_STATED TASK_
Transcribe the lines below verbatim, starting with the line containing "nav-recents-button[interactable] bbox=[360, 1033, 388, 1061]" and continuing through the line containing "back-button[interactable] bbox=[22, 64, 56, 98]".
====== DATA PROVIDED
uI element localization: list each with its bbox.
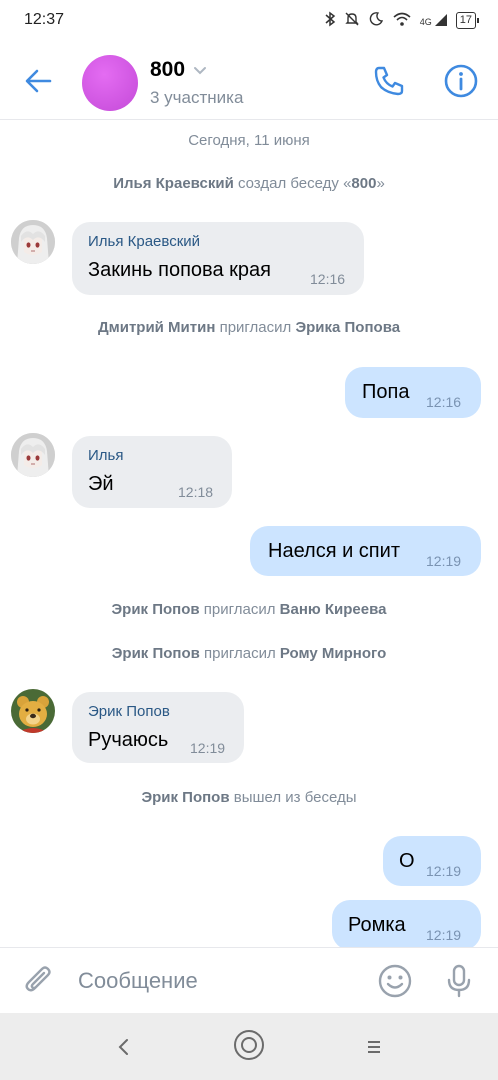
nav-recents-button[interactable] bbox=[360, 1033, 388, 1061]
message-time: 12:19 bbox=[190, 740, 226, 756]
message-text: Попа bbox=[362, 381, 410, 403]
back-button[interactable] bbox=[22, 64, 56, 98]
message-sender[interactable]: Эрик Попов bbox=[88, 703, 170, 720]
bear-avatar-icon bbox=[11, 689, 55, 733]
network-type: 4G bbox=[419, 17, 432, 27]
chat-members-count: 3 участника bbox=[150, 88, 244, 107]
chat-avatar[interactable] bbox=[82, 55, 138, 111]
system-event: Эрик Попов пригласил Рому Мирного bbox=[0, 645, 498, 662]
battery-level: 17 bbox=[459, 13, 472, 26]
avatar[interactable] bbox=[11, 433, 55, 477]
home-circle-icon bbox=[234, 1030, 264, 1060]
avatar[interactable] bbox=[11, 689, 55, 733]
battery-icon: 17 bbox=[455, 11, 480, 29]
event-actor[interactable]: Илья Краевский bbox=[113, 175, 234, 192]
event-target[interactable]: Ваню Киреева bbox=[280, 601, 387, 618]
event-text: вышел из беседы bbox=[229, 789, 357, 806]
system-event: Эрик Попов вышел из беседы bbox=[0, 789, 498, 806]
message-time: 12:19 bbox=[426, 927, 462, 943]
arrow-left-icon bbox=[25, 69, 52, 93]
wifi-icon bbox=[392, 11, 412, 30]
event-target: 800 bbox=[351, 175, 377, 192]
message-list[interactable]: Сегодня, 11 июня Илья Краевский создал б… bbox=[0, 121, 498, 947]
menu-lines-icon bbox=[368, 1041, 380, 1053]
nav-back-button[interactable] bbox=[110, 1033, 138, 1061]
message-bubble-outgoing[interactable]: Ромка 12:19 bbox=[332, 900, 481, 947]
status-icons: 4G 17 bbox=[324, 11, 480, 30]
chat-title-block[interactable]: 800 3 участника bbox=[150, 58, 243, 108]
event-actor[interactable]: Эрик Попов bbox=[112, 645, 200, 662]
avatar[interactable] bbox=[11, 220, 55, 264]
event-target[interactable]: Рому Мирного bbox=[280, 645, 386, 662]
message-bubble-outgoing[interactable]: Наелся и спит 12:19 bbox=[250, 526, 481, 576]
chat-header: 800 3 участника bbox=[0, 40, 498, 120]
message-sender[interactable]: Илья Краевский bbox=[88, 233, 200, 250]
call-button[interactable] bbox=[370, 62, 408, 100]
date-separator: Сегодня, 11 июня bbox=[188, 132, 310, 149]
message-sender[interactable]: Илья bbox=[88, 447, 123, 464]
phone-icon bbox=[374, 66, 404, 96]
message-composer bbox=[0, 947, 498, 1013]
event-text: пригласил bbox=[215, 319, 296, 336]
chat-title[interactable]: 800 bbox=[150, 58, 243, 82]
mute-icon bbox=[344, 11, 360, 30]
microphone-icon bbox=[447, 964, 471, 998]
message-input[interactable] bbox=[78, 962, 358, 1000]
message-bubble-incoming[interactable]: Илья Эй 12:18 bbox=[72, 436, 232, 508]
event-actor[interactable]: Эрик Попов bbox=[112, 601, 200, 618]
chevron-down-icon bbox=[194, 67, 207, 75]
message-time: 12:19 bbox=[426, 553, 462, 569]
event-text: пригласил bbox=[199, 601, 280, 618]
message-bubble-incoming[interactable]: Илья Краевский Закинь попова края 12:16 bbox=[72, 222, 364, 295]
status-bar: 12:37 4G 17 bbox=[0, 0, 498, 40]
message-time: 12:16 bbox=[426, 394, 462, 410]
bluetooth-icon bbox=[324, 11, 336, 30]
emoji-button[interactable] bbox=[376, 962, 414, 1000]
event-text: создал беседу « bbox=[233, 175, 352, 192]
message-text: Эй bbox=[88, 473, 114, 495]
event-actor[interactable]: Дмитрий Митин bbox=[98, 319, 215, 336]
status-time: 12:37 bbox=[24, 11, 65, 28]
info-icon bbox=[444, 64, 478, 98]
message-time: 12:18 bbox=[178, 484, 214, 500]
message-bubble-outgoing[interactable]: О 12:19 bbox=[383, 836, 481, 886]
system-event: Эрик Попов пригласил Ваню Киреева bbox=[0, 601, 498, 618]
voice-message-button[interactable] bbox=[440, 962, 478, 1000]
message-text: О bbox=[399, 850, 415, 872]
system-event: Илья Краевский создал беседу «800» bbox=[0, 175, 498, 192]
anime-avatar-icon bbox=[11, 220, 55, 264]
message-text: Закинь попова края bbox=[88, 259, 271, 281]
attach-button[interactable] bbox=[20, 962, 58, 1000]
anime-avatar-icon bbox=[11, 433, 55, 477]
event-suffix: » bbox=[376, 175, 385, 192]
message-time: 12:16 bbox=[310, 271, 346, 287]
smiley-icon bbox=[378, 964, 412, 998]
chat-title-text: 800 bbox=[150, 58, 186, 81]
message-bubble-incoming[interactable]: Эрик Попов Ручаюсь 12:19 bbox=[72, 692, 244, 763]
event-actor[interactable]: Эрик Попов bbox=[141, 789, 229, 806]
message-bubble-outgoing[interactable]: Попа 12:16 bbox=[345, 367, 481, 418]
message-text: Ромка bbox=[348, 914, 406, 936]
message-time: 12:19 bbox=[426, 863, 462, 879]
info-button[interactable] bbox=[442, 62, 480, 100]
do-not-disturb-icon bbox=[368, 11, 384, 30]
event-text: пригласил bbox=[199, 645, 280, 662]
system-event: Дмитрий Митин пригласил Эрика Попова bbox=[0, 319, 498, 336]
paperclip-icon bbox=[25, 966, 51, 992]
message-text: Ручаюсь bbox=[88, 729, 169, 751]
message-text: Наелся и спит bbox=[268, 540, 400, 562]
chevron-left-icon bbox=[118, 1039, 128, 1055]
system-navigation-bar bbox=[0, 1013, 498, 1080]
event-target[interactable]: Эрика Попова bbox=[295, 319, 400, 336]
nav-home-button[interactable] bbox=[231, 1027, 267, 1063]
signal-icon: 4G bbox=[420, 13, 448, 27]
============
_RESULT_
nav-recents-button[interactable] bbox=[360, 1033, 388, 1061]
message-time: 12:19 bbox=[190, 740, 226, 756]
message-text: Попа bbox=[362, 381, 410, 403]
back-button[interactable] bbox=[22, 64, 56, 98]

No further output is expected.